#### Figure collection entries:
--- start ---
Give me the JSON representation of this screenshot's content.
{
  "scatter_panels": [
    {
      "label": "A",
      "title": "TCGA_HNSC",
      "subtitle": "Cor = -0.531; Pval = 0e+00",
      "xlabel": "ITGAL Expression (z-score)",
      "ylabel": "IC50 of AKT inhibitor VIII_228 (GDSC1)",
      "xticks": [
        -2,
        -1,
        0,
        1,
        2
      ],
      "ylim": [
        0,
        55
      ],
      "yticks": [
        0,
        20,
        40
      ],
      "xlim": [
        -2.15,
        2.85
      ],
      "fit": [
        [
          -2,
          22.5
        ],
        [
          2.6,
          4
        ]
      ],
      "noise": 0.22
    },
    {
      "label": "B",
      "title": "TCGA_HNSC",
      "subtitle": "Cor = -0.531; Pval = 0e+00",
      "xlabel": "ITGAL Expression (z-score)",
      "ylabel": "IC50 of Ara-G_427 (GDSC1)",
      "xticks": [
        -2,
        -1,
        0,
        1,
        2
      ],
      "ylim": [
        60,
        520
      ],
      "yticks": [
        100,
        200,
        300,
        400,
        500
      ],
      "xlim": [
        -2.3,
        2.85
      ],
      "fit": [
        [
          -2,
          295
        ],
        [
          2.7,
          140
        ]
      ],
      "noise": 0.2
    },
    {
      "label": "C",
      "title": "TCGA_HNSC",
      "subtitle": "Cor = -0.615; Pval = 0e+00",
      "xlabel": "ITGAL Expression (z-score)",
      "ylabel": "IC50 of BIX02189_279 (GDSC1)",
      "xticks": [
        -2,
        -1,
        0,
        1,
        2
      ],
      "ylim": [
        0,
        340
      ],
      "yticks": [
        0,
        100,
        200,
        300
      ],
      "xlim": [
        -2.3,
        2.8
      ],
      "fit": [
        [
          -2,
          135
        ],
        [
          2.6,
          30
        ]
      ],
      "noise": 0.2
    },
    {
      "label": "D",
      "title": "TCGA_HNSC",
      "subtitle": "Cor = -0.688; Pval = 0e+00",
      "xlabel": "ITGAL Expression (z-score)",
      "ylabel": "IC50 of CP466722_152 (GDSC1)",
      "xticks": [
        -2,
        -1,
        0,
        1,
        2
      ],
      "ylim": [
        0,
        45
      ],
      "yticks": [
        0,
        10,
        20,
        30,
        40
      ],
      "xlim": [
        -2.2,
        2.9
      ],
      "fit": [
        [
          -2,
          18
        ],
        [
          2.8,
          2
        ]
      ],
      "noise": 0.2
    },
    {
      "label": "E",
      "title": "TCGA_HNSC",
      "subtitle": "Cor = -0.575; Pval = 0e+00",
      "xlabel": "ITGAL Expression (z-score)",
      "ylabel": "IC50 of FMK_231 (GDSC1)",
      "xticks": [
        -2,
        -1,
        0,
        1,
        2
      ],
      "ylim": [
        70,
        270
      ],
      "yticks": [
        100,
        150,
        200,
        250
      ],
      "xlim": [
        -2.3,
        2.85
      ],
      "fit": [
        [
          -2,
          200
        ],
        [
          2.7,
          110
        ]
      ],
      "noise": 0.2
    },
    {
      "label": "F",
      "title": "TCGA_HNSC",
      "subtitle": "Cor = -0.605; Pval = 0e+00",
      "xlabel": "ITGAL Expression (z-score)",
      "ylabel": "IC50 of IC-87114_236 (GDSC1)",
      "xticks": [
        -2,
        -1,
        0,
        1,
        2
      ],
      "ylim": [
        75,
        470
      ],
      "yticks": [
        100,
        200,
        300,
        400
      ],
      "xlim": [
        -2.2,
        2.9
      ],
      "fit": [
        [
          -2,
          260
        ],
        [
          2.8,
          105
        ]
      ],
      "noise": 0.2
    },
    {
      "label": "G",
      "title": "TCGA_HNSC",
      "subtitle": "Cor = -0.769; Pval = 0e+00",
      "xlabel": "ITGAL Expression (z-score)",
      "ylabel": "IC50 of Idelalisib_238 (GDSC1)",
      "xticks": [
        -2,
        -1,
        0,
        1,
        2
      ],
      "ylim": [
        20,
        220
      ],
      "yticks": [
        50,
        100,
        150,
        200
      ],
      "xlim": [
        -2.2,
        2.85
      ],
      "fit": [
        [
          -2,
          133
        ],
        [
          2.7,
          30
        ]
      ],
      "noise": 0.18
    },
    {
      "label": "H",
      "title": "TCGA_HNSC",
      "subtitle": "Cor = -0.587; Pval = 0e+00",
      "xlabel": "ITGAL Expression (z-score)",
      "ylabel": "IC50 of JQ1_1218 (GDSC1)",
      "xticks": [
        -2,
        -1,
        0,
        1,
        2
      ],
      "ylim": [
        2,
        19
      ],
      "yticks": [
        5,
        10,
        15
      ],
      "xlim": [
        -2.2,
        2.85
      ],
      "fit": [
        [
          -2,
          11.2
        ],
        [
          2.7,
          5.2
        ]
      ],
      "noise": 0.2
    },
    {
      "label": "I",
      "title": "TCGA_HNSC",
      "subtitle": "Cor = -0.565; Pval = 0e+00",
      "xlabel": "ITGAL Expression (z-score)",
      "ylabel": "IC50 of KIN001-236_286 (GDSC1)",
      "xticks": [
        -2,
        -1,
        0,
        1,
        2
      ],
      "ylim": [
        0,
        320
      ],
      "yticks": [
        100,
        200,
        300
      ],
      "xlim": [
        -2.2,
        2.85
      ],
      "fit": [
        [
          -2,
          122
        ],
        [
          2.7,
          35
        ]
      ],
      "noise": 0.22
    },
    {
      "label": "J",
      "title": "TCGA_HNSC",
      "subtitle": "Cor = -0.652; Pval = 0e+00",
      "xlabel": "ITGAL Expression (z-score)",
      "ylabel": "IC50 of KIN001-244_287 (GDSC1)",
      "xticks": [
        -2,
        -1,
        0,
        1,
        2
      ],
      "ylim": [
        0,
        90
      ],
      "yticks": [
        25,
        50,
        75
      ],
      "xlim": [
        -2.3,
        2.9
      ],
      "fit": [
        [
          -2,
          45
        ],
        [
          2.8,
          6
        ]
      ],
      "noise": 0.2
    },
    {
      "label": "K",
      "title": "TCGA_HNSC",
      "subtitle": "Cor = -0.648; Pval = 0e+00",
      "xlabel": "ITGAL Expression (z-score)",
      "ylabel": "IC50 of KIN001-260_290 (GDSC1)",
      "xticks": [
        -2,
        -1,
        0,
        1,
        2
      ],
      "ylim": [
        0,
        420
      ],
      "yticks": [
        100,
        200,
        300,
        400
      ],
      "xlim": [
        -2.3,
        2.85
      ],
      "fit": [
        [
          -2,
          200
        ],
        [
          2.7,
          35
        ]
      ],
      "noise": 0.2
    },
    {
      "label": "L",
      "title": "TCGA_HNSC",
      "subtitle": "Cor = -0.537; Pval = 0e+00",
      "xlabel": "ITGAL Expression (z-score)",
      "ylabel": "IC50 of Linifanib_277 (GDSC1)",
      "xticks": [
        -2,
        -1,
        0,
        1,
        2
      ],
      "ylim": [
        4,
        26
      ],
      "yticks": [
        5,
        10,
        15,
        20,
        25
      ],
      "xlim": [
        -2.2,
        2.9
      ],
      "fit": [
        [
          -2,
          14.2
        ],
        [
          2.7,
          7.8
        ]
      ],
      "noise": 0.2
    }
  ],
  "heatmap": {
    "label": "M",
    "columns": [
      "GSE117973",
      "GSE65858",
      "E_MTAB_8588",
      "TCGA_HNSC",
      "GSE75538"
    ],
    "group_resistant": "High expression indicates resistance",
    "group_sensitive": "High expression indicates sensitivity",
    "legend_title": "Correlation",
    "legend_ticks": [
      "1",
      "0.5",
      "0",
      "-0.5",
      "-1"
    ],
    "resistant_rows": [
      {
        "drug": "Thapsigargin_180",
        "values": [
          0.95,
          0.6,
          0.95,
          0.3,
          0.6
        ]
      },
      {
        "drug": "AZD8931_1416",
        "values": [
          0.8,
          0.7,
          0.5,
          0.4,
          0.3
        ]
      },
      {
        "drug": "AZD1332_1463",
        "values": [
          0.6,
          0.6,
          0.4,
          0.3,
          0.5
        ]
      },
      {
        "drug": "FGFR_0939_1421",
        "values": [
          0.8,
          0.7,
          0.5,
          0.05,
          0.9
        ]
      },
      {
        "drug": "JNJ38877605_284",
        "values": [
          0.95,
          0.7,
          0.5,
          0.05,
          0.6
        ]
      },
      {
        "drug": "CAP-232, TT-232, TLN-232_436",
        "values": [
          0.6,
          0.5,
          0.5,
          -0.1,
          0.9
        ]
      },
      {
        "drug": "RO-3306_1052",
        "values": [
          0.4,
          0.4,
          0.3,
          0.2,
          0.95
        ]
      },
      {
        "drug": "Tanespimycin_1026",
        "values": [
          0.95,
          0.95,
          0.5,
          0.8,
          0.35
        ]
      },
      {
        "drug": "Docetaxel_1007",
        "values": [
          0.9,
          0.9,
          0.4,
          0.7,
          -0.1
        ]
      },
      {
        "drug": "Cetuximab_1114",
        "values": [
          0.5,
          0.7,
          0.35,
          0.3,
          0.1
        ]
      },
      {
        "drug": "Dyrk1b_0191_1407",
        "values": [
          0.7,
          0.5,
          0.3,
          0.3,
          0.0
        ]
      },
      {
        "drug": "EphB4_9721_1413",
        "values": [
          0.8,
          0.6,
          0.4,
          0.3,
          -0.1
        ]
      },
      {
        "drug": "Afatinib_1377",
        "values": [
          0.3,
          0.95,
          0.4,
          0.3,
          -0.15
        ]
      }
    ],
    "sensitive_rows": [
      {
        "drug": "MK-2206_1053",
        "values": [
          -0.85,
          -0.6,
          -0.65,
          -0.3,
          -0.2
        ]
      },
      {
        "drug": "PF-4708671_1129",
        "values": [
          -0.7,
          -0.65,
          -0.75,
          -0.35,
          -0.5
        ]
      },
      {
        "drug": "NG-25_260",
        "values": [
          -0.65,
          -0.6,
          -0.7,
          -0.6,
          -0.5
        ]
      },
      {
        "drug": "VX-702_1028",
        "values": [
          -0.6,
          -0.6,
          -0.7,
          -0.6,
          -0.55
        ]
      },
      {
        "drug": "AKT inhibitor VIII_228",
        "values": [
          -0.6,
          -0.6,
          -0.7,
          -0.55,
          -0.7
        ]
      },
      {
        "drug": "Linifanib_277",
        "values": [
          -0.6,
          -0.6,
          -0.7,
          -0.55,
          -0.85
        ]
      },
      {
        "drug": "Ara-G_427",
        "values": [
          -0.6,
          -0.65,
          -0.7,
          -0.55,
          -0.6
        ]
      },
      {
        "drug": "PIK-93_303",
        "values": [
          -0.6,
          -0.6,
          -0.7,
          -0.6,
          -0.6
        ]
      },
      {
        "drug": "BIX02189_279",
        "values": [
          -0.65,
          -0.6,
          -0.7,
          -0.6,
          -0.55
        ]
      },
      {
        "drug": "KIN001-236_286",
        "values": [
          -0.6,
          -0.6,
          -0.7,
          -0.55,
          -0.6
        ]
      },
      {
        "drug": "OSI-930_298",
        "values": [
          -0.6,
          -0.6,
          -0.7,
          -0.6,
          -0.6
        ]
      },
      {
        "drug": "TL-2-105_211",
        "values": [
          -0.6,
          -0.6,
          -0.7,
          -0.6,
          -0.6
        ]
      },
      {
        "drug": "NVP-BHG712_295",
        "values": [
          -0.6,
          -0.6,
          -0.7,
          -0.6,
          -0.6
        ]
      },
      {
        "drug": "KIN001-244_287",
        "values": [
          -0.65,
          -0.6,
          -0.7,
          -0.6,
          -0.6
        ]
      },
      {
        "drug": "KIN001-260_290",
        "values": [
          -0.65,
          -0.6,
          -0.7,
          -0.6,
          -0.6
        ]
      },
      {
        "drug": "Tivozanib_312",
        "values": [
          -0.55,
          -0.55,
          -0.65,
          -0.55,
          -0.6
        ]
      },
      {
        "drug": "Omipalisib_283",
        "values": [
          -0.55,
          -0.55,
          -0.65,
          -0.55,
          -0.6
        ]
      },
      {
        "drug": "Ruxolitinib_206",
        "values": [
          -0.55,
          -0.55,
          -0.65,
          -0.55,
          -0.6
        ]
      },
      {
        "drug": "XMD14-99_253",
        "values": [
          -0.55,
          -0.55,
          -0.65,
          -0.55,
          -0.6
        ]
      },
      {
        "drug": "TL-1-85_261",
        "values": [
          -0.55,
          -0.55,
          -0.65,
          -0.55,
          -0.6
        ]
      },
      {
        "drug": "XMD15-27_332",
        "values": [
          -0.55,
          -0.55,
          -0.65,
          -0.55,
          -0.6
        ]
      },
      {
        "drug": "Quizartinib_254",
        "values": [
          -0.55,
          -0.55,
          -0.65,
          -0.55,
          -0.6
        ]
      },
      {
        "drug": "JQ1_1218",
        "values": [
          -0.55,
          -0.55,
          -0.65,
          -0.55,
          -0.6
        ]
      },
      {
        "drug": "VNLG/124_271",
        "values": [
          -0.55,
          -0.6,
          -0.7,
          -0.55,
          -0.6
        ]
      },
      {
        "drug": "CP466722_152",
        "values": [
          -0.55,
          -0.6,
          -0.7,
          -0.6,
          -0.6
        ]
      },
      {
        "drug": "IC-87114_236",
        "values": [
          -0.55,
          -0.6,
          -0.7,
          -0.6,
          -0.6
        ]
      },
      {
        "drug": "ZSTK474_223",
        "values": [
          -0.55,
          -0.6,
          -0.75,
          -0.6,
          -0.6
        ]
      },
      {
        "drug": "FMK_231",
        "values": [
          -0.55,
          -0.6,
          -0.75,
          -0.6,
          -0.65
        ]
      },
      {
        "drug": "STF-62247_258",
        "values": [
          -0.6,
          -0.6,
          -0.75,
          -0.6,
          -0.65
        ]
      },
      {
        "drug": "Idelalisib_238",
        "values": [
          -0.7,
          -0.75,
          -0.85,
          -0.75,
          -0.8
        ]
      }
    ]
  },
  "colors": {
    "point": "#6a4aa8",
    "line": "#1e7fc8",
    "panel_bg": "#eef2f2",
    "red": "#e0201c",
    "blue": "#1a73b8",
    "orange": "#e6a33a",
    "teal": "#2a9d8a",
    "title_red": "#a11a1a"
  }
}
--- end ---
#### What is being asked:
Only a number is wanted: how many lines of the data above contain "indicates"?

#### Answer to the task:
2